--- Stated task 1 ---
According to the column on President Sezer and Kemalism, who owns the TV station Kanalturk?

--- Reading text ---

----

Columnists 16 April 2007, Monday 0 0 0 0
İHSAN DAĞI
i.dagi@todayszaman.com

President Sezer, Kemalism and the ‘global system’

Is Turkey an anti-systemic country? If the spirit of the speech that President Ahmet Necdet Sezer delivered at the War Academies last week had prevailed in Ankara then Turkey would have become a country challenging the basic principles and institutions of the global system.
“Destruction of nations by dividing them up or taking them under control by dividing them is viewed as necessary for the success of the ‘global system’… The ‘global system’ seeks to take over natural resources and the means of production through privatization… The fact that Turkey has not come under the hegemony of the ‘global system’ disturbs the countries of the system.” These are not the words of Hugo Chavez or Kim Jong-il, but of Sezer, the president of the Turkish Republic. What is the “global system” and where does he get these ideas from?

“Globalization is a new crusade against the poor and oppressed nations of the world” said Professor Alpaslan Işıklı, speaking to the crowd at Tandoğan Square on Saturday. Who is Professor Işıklı? A member of the Higher Education Council (YÖK) appointed by President Sezer!

I also found incredible similarities between President Sezer’s and Tuncay Özkan’s speeches. Speaking at the April 14 Tandoğan meeting of the Kemalist/secularist groups, Özkan as usual accused those who favor globalization and EU membership of treason. Who is Özkan? The owner of a TV station, Kanalturk; where speeches full of xenophobia, hatred and incitement are routine. How can the president of Turkey stand close to such a person or such a political movement? Isn’t that frightening? It was reported in the media last December that President Sezer attended Kanalturk’s anniversary cocktail party, where he spent four hours -- a record for Sezer’s social engagement -- and told Özkan that he and his wife, never missed Özkan’s program on Kanalturk, on which provocative speeches are broadcast.

We also know that another Kemalist guru, Ilhan Selcuk, the editor in chief of daily Cumhuriyet and the leading figure behind an attempted coup back in 1971, is a frequent visitor to Sezer at Çankaya. His newspaper has been conducting a campaign to incite “dynamic forces” to move in to restore the Kemalist order.

Another important fact revealed the other week was that President Sezer had donated a significant sum to the Kemalist Thought Association (ADD) headed by Gen. Şener Eruygur, who was the key coup plotter according to Adm. Özden Örnek’s dairy. And those donations did not come from Sezer personally, but from the budget of the presidency.

Looking at the speeches of the Kemalists in the state bureaucracy, in politics and in the media, it seems that contemporary Kemalists are anti-systemic, anti-Western, anti-American and anti-political modernity. And this is a risk not only for peace and democracy in Turkey but in the region and in international system as well. It is crystal clear that Kemalism has turned into a reactionary ideology that puts Turkey at risk of being excluded from the international system.

The Kemalist state elite cannot help but invent enemies. As displayed in Sezer’s speech, they do not confine this habit to the domestic environment. For them the US, supposedly a strategic ally, is plotting against Turkey, not only by supporting secession of the Kurds in Turkey, just as they did in Iraq, but also by encouraging “moderate Islam” (read Justice and Development Party -- AK Party) to change the regime. They try to do that “under the banner of democratization” according to Sezer. So the simple inference from this is that Turkey should break with the US as an ally, put up resistance to it and stop the process of democratization, which is a threat to the regime.

These reflect the basic characteristics of contemporary Kemalism: the fear of the West and the fear of democracy.

“The political regime in Turkey has never faced dangers to that extent since the establishment of the republic… Internal and external forces are cooperating in that respect to achieve the same goal,” says Sezer. It is neither democracy nor secularism that is in danger in Turkey, but the authoritarian elements within the state and their anachronistic notion of Kemalism.

By the way -- does Sezer think that he is the president of North Korea or of the Turkish Republic?

----

Element and region listings
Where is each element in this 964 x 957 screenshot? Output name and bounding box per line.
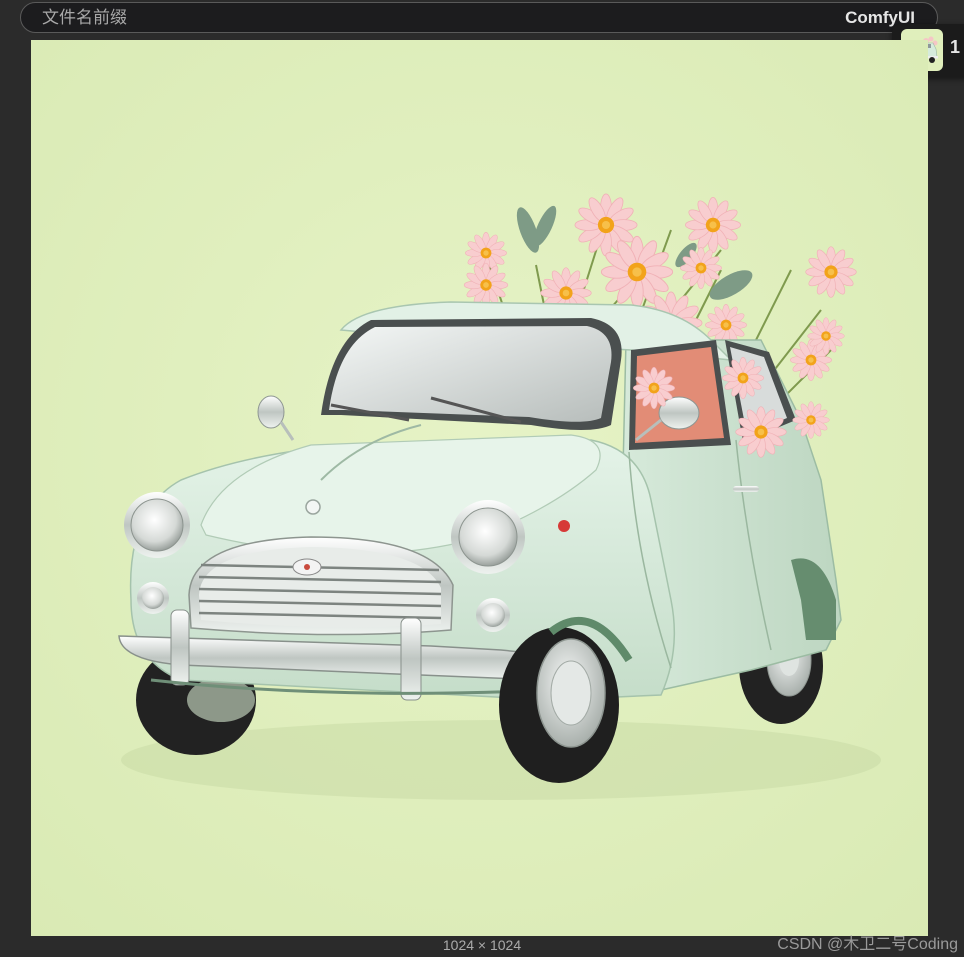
filename-prefix-input[interactable] bbox=[42, 6, 742, 30]
queue-count: 1 bbox=[950, 37, 961, 57]
filename-prefix-bar: ComfyUI bbox=[20, 2, 938, 33]
generated-image[interactable] bbox=[31, 40, 928, 936]
car-illustration bbox=[31, 40, 928, 936]
watermark-text: CSDN @木卫二号Coding bbox=[777, 936, 958, 953]
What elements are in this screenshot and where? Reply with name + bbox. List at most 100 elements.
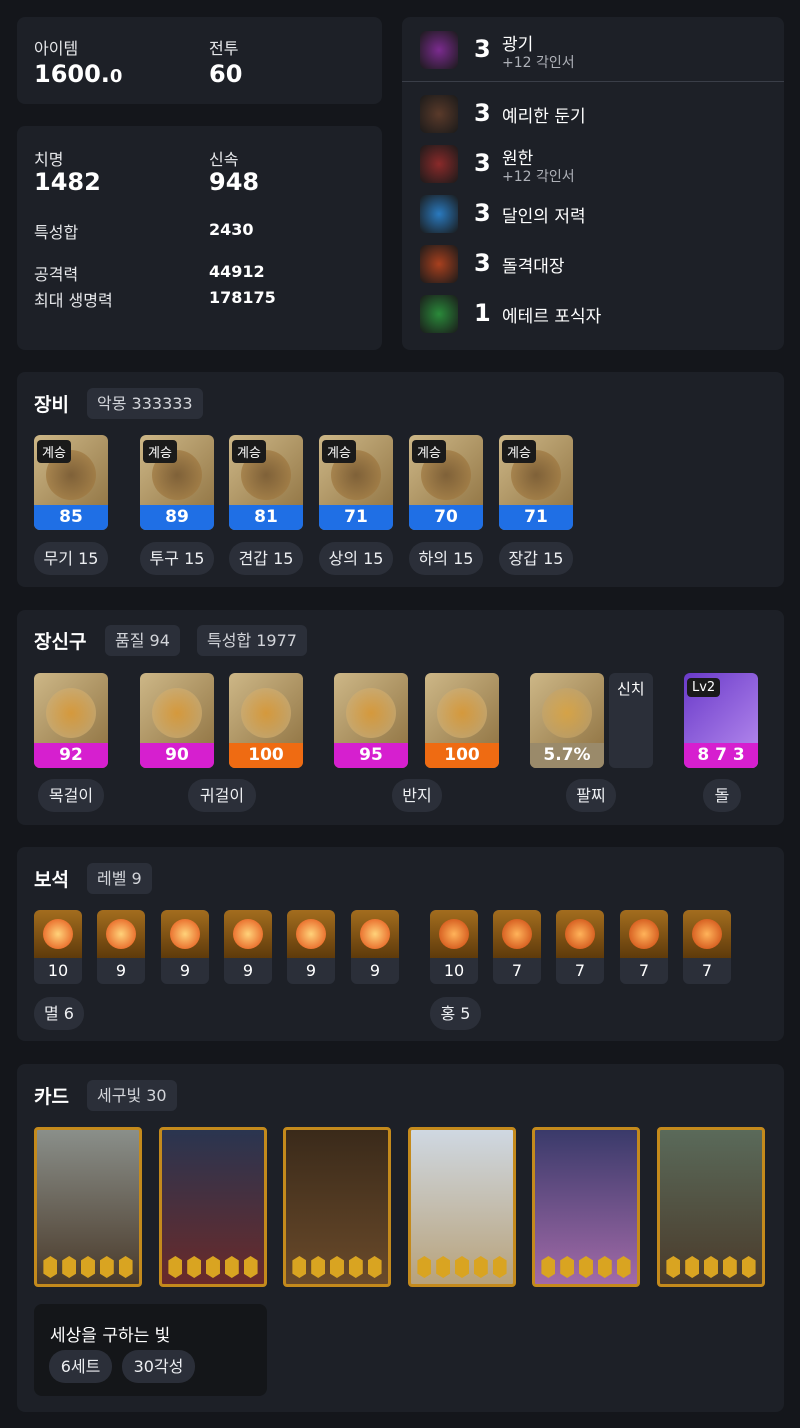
- awakening-gems: [166, 1256, 260, 1280]
- gem-shine: [106, 919, 136, 949]
- gem-level: 10: [47, 961, 69, 980]
- ability-stone[interactable]: Lv2 8 7 3: [684, 673, 758, 768]
- accessory-item[interactable]: 100: [425, 673, 499, 768]
- awakening-gem-icon: [62, 1256, 77, 1278]
- hp-label: 최대 생명력: [34, 291, 113, 310]
- quality-bar: 89: [140, 505, 214, 530]
- accessory-label: 팔찌: [566, 779, 616, 812]
- equipment-item[interactable]: 계승 70: [409, 435, 483, 530]
- awakening-gem-icon: [685, 1256, 700, 1278]
- equipment-item[interactable]: 계승 89: [140, 435, 214, 530]
- quality-bar: 85: [34, 505, 108, 530]
- card[interactable]: [283, 1127, 391, 1287]
- gem-slot[interactable]: 9: [97, 910, 145, 984]
- total-stat-value: 2430: [209, 220, 254, 239]
- quality-bar: 92: [34, 743, 108, 768]
- set-chip: 악몽 333333: [87, 388, 203, 419]
- annihilation-gem-icon: [224, 910, 272, 958]
- accessories-title: 장신구: [34, 631, 87, 653]
- engraving-row[interactable]: 3 달인의 저력: [402, 189, 784, 239]
- equipment-title: 장비: [34, 394, 69, 416]
- accessory-item[interactable]: 100: [229, 673, 303, 768]
- engraving-name: 돌격대장: [502, 257, 565, 277]
- accessory-item[interactable]: 95: [334, 673, 408, 768]
- crimson-gem-icon: [493, 910, 541, 958]
- crimson-gem-icon: [556, 910, 604, 958]
- equipment-item[interactable]: 계승 81: [229, 435, 303, 530]
- bracelet[interactable]: 5.7%: [530, 673, 604, 768]
- item-level-panel: 아이템 1600.0 전투 60: [17, 17, 382, 104]
- gem-slot[interactable]: 7: [556, 910, 604, 984]
- awakening-gem-icon: [560, 1256, 575, 1278]
- accessory-label: 반지: [392, 779, 442, 812]
- awakening-gem-icon: [43, 1256, 58, 1278]
- engraving-row[interactable]: 3 돌격대장: [402, 239, 784, 289]
- awakening-gem-icon: [168, 1256, 183, 1278]
- awakening-gem-icon: [99, 1256, 114, 1278]
- gem-level: 7: [638, 961, 650, 980]
- accessory-item[interactable]: 92: [34, 673, 108, 768]
- engraving-row[interactable]: 1 에테르 포식자: [402, 289, 784, 339]
- quality-bar: 70: [409, 505, 483, 530]
- gem-level: 7: [701, 961, 713, 980]
- gem-slot[interactable]: 7: [493, 910, 541, 984]
- equipment-item[interactable]: 계승 71: [319, 435, 393, 530]
- stats-panel: 치명 1482 신속 948 특성합 2430 공격력 44912 최대 생명력…: [17, 126, 382, 350]
- gem-shine: [360, 919, 390, 949]
- quality-bar: 90: [140, 743, 214, 768]
- gem-slot[interactable]: 7: [620, 910, 668, 984]
- card-set-box: 세상을 구하는 빛 6세트 30각성: [34, 1304, 267, 1396]
- gem-level: 7: [511, 961, 523, 980]
- awakening-gem-icon: [80, 1256, 95, 1278]
- gem-slot[interactable]: 7: [683, 910, 731, 984]
- card[interactable]: [34, 1127, 142, 1287]
- gem-level: 9: [242, 961, 254, 980]
- crimson-gem-icon: [620, 910, 668, 958]
- accessory-icon: [241, 688, 291, 738]
- cards-title: 카드: [34, 1086, 69, 1108]
- accessory-icon: [437, 688, 487, 738]
- gem-slot[interactable]: 10: [34, 910, 82, 984]
- quality-bar: 71: [319, 505, 393, 530]
- gem-shine: [692, 919, 722, 949]
- gem-slot[interactable]: 9: [287, 910, 335, 984]
- awakening-gems: [539, 1256, 633, 1280]
- card[interactable]: [532, 1127, 640, 1287]
- crit-label: 치명: [34, 150, 64, 169]
- gem-slot[interactable]: 10: [430, 910, 478, 984]
- gem-shine: [296, 919, 326, 949]
- card[interactable]: [159, 1127, 267, 1287]
- bracelet-value: 5.7%: [530, 743, 604, 768]
- equipment-label: 하의 15: [409, 542, 483, 575]
- madness-icon: [420, 31, 458, 69]
- accessory-item[interactable]: 90: [140, 673, 214, 768]
- gem-slot[interactable]: 9: [351, 910, 399, 984]
- equipment-item[interactable]: 계승 85: [34, 435, 108, 530]
- awakening-gem-icon: [703, 1256, 718, 1278]
- gem-slot[interactable]: 9: [224, 910, 272, 984]
- quality-bar: 71: [499, 505, 573, 530]
- equipment-item[interactable]: 계승 71: [499, 435, 573, 530]
- attack-value: 44912: [209, 262, 265, 281]
- bracelet-icon: [542, 688, 592, 738]
- engraving-row[interactable]: 3 원한 +12 각인서: [402, 139, 784, 189]
- accessory-icon: [346, 688, 396, 738]
- awakening-gem-icon: [224, 1256, 239, 1278]
- gem-shine: [170, 919, 200, 949]
- awakening-gem-icon: [666, 1256, 681, 1278]
- engraving-row[interactable]: 3 광기 +12 각인서: [402, 25, 784, 75]
- gem-slot[interactable]: 9: [161, 910, 209, 984]
- card-awaken-tag: 30각성: [122, 1350, 195, 1383]
- card-chip: 세구빛 30: [87, 1080, 177, 1111]
- quality-bar: 100: [229, 743, 303, 768]
- quality-chip: 품질 94: [105, 625, 180, 656]
- engraving-row[interactable]: 3 예리한 둔기: [402, 89, 784, 139]
- awakening-gems: [415, 1256, 509, 1280]
- annihilation-gem-icon: [97, 910, 145, 958]
- card[interactable]: [657, 1127, 765, 1287]
- equipment-label: 장갑 15: [499, 542, 573, 575]
- accessory-icon: [152, 688, 202, 738]
- inherit-tag: 계승: [412, 440, 446, 463]
- gems-title: 보석: [34, 869, 69, 891]
- card[interactable]: [408, 1127, 516, 1287]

----

--- Stated task 2 ---
Turn part of the records into a numbered list, skipping blank lines. Begin at the line that has "filename-prefix-input[interactable] bbox=[42, 6, 742, 30]" and stop after the line that has "What elements are".

--- Exercise result 1 ---
Tuncay Özkan

--- Exercise result 2 ---
1. filename-prefix-input[interactable] bbox=[42, 6, 742, 30]
2. queue-count: 1 bbox=[950, 37, 961, 57]
3. filename-prefix-bar: ComfyUI bbox=[20, 2, 938, 33]
4. generated-image[interactable] bbox=[31, 40, 928, 936]
5. car-illustration bbox=[31, 40, 928, 936]
6. watermark-text: CSDN @木卫二号Coding bbox=[777, 936, 958, 953]
7. What elements are in this screenshot and where? Reply with name + bbox. List at most 100 elements.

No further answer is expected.